### Objective
Reproduce each line that includes the word "آمادگی".

##############################

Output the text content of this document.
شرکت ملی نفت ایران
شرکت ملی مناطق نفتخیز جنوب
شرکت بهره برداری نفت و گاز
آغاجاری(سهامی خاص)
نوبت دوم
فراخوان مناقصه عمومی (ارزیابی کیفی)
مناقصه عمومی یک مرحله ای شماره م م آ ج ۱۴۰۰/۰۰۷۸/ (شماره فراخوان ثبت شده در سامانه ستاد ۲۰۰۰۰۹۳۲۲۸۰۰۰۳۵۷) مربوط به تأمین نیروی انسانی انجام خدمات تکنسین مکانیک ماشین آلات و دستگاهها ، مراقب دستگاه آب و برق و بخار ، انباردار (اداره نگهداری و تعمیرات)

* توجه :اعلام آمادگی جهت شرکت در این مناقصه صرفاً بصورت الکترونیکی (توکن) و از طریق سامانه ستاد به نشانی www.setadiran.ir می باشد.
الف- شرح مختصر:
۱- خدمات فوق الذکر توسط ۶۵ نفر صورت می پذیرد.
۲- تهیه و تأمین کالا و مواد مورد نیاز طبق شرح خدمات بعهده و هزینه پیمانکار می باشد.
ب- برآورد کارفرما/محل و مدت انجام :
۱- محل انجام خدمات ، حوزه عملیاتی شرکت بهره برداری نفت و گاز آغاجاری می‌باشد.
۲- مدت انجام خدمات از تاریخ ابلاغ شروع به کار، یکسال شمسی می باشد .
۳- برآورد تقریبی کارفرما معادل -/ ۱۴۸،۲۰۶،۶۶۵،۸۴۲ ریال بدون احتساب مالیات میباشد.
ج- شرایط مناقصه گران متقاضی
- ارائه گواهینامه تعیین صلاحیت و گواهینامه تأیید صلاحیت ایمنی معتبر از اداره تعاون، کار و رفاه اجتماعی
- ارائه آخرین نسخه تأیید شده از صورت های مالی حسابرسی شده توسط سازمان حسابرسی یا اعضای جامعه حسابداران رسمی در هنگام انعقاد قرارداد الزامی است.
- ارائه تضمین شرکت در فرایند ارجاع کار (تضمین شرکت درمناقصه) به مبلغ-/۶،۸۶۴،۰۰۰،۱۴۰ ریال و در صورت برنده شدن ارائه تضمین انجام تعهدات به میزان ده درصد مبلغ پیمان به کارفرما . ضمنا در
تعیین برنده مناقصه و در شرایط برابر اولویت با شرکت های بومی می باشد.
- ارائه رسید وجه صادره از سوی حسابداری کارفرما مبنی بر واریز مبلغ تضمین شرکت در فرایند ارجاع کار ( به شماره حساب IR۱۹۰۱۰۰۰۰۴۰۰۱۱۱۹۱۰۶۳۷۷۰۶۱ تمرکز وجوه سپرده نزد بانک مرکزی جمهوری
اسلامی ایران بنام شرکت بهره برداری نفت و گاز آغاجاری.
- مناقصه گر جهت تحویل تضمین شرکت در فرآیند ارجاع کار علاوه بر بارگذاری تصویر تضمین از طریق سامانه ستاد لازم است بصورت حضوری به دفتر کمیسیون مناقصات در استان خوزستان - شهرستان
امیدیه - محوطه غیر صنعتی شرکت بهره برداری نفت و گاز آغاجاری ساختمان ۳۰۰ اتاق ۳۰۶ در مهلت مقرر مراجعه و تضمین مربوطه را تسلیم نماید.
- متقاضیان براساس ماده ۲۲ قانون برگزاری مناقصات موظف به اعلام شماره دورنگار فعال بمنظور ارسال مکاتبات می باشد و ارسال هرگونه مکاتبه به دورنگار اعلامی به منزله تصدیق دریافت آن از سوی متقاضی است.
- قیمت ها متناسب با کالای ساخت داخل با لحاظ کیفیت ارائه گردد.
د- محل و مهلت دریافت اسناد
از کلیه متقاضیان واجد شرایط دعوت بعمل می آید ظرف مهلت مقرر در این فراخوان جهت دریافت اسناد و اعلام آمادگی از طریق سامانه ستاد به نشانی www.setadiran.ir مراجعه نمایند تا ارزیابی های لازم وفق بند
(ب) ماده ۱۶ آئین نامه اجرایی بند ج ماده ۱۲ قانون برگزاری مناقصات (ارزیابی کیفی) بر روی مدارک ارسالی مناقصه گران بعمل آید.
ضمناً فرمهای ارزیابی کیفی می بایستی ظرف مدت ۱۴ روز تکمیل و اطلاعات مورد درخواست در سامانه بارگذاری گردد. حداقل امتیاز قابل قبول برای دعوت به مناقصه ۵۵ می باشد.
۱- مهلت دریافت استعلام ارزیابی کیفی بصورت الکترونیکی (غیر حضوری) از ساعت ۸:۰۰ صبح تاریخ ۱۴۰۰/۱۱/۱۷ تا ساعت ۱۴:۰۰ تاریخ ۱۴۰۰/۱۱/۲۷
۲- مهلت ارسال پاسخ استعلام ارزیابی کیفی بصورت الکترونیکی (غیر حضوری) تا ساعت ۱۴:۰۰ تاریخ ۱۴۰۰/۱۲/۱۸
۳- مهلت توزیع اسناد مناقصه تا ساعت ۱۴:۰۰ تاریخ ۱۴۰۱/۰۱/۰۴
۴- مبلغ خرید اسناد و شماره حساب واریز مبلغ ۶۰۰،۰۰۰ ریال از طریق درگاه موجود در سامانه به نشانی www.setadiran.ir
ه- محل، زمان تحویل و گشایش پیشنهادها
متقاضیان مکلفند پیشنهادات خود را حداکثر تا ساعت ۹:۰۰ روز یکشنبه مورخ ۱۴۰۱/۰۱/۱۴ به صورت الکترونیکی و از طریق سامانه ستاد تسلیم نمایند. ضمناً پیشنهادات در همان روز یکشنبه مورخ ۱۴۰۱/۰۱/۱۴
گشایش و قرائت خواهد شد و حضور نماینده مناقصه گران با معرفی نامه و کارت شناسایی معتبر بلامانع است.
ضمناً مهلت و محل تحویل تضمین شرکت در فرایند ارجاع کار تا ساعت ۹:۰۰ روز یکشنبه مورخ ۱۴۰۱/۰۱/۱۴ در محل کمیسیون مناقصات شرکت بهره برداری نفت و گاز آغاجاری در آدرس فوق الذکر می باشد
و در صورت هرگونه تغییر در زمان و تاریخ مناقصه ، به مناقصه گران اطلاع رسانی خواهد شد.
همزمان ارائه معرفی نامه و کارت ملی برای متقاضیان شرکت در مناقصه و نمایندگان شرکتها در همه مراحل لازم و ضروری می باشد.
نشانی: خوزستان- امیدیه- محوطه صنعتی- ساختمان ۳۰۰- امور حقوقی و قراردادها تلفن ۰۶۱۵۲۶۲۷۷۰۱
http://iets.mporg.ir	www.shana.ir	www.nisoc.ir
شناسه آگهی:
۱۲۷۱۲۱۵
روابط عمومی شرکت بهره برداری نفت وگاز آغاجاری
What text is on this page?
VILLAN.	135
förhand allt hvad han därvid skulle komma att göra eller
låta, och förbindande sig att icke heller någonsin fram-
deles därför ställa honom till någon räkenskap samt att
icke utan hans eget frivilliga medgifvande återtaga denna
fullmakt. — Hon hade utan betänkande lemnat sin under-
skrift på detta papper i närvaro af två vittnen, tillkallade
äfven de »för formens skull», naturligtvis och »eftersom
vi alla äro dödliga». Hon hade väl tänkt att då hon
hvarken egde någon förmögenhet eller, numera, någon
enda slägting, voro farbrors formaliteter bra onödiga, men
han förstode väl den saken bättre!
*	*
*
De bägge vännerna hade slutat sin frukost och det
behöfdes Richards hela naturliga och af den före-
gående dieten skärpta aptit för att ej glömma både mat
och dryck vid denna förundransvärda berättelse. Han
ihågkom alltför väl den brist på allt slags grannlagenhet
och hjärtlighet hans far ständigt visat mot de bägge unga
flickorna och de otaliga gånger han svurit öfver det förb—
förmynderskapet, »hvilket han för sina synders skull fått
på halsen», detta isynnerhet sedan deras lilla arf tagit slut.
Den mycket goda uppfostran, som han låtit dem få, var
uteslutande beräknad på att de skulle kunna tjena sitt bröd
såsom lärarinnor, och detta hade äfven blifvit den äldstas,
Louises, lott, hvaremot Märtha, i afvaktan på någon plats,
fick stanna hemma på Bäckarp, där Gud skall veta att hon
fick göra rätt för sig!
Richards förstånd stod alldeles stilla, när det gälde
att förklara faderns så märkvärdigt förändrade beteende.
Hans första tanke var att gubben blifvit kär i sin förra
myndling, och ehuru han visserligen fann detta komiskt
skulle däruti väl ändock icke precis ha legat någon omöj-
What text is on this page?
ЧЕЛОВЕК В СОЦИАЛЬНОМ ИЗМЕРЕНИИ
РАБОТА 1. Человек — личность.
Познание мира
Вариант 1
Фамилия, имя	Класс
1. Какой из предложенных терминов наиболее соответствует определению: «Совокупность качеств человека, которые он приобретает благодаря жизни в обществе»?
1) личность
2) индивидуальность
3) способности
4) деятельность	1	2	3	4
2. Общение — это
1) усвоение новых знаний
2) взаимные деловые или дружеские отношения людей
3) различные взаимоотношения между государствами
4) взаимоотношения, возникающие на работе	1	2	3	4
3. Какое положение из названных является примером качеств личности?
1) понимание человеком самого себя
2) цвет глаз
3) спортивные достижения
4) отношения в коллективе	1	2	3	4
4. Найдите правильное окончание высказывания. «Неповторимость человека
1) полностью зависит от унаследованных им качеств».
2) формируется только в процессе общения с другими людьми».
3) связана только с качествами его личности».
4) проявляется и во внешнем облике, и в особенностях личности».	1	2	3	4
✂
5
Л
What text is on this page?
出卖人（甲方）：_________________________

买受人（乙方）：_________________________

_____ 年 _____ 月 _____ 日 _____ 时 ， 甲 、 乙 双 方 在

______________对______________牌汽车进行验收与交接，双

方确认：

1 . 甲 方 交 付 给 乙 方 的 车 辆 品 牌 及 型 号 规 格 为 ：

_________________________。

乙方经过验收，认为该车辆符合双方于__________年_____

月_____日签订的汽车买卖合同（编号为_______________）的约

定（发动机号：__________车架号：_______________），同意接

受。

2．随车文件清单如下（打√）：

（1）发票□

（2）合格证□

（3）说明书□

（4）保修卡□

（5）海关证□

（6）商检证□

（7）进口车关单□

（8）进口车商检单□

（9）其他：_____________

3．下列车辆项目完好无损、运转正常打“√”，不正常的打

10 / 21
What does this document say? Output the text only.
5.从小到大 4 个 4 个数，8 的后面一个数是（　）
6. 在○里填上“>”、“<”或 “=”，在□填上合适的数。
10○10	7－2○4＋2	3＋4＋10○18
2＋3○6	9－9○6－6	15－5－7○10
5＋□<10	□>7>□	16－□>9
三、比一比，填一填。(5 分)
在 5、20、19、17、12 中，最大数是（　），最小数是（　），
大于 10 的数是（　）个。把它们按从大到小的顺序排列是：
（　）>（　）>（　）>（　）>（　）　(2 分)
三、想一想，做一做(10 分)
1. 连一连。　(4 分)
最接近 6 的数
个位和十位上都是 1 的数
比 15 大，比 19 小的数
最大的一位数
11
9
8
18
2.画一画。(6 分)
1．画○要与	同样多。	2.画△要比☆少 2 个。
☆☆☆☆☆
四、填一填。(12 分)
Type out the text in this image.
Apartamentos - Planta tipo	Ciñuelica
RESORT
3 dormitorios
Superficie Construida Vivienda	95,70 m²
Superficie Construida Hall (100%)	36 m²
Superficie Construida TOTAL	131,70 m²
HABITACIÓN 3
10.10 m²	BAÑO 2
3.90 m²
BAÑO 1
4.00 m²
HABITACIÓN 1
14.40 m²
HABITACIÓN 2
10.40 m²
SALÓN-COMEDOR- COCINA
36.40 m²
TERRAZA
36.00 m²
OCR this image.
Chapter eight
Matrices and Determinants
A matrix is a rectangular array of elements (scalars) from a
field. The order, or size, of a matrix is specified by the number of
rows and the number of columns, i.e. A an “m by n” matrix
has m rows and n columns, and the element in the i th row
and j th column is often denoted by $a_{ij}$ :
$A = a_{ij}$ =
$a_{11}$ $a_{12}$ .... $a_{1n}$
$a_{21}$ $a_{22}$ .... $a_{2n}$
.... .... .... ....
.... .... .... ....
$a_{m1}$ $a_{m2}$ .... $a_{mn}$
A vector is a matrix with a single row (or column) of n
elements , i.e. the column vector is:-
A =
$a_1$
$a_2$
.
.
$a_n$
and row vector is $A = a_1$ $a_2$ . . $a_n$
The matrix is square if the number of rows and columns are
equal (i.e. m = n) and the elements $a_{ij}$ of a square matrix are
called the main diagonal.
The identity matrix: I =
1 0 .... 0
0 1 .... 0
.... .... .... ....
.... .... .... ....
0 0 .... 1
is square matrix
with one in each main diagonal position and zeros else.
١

##############################

### Result for this task
* توجه :اعلام آمادگی جهت شرکت در این مناقصه صرفاً بصورت الکترونیکی (توکن) و از طریق سامانه ستاد به نشانی www.setadiran.ir می باشد.
از کلیه متقاضیان واجد شرایط دعوت بعمل می آید ظرف مهلت مقرر در این فراخوان جهت دریافت اسناد و اعلام آمادگی از طریق سامانه ستاد به نشانی www.setadiran.ir مراجعه نمایند تا ارزیابی های لازم وفق بند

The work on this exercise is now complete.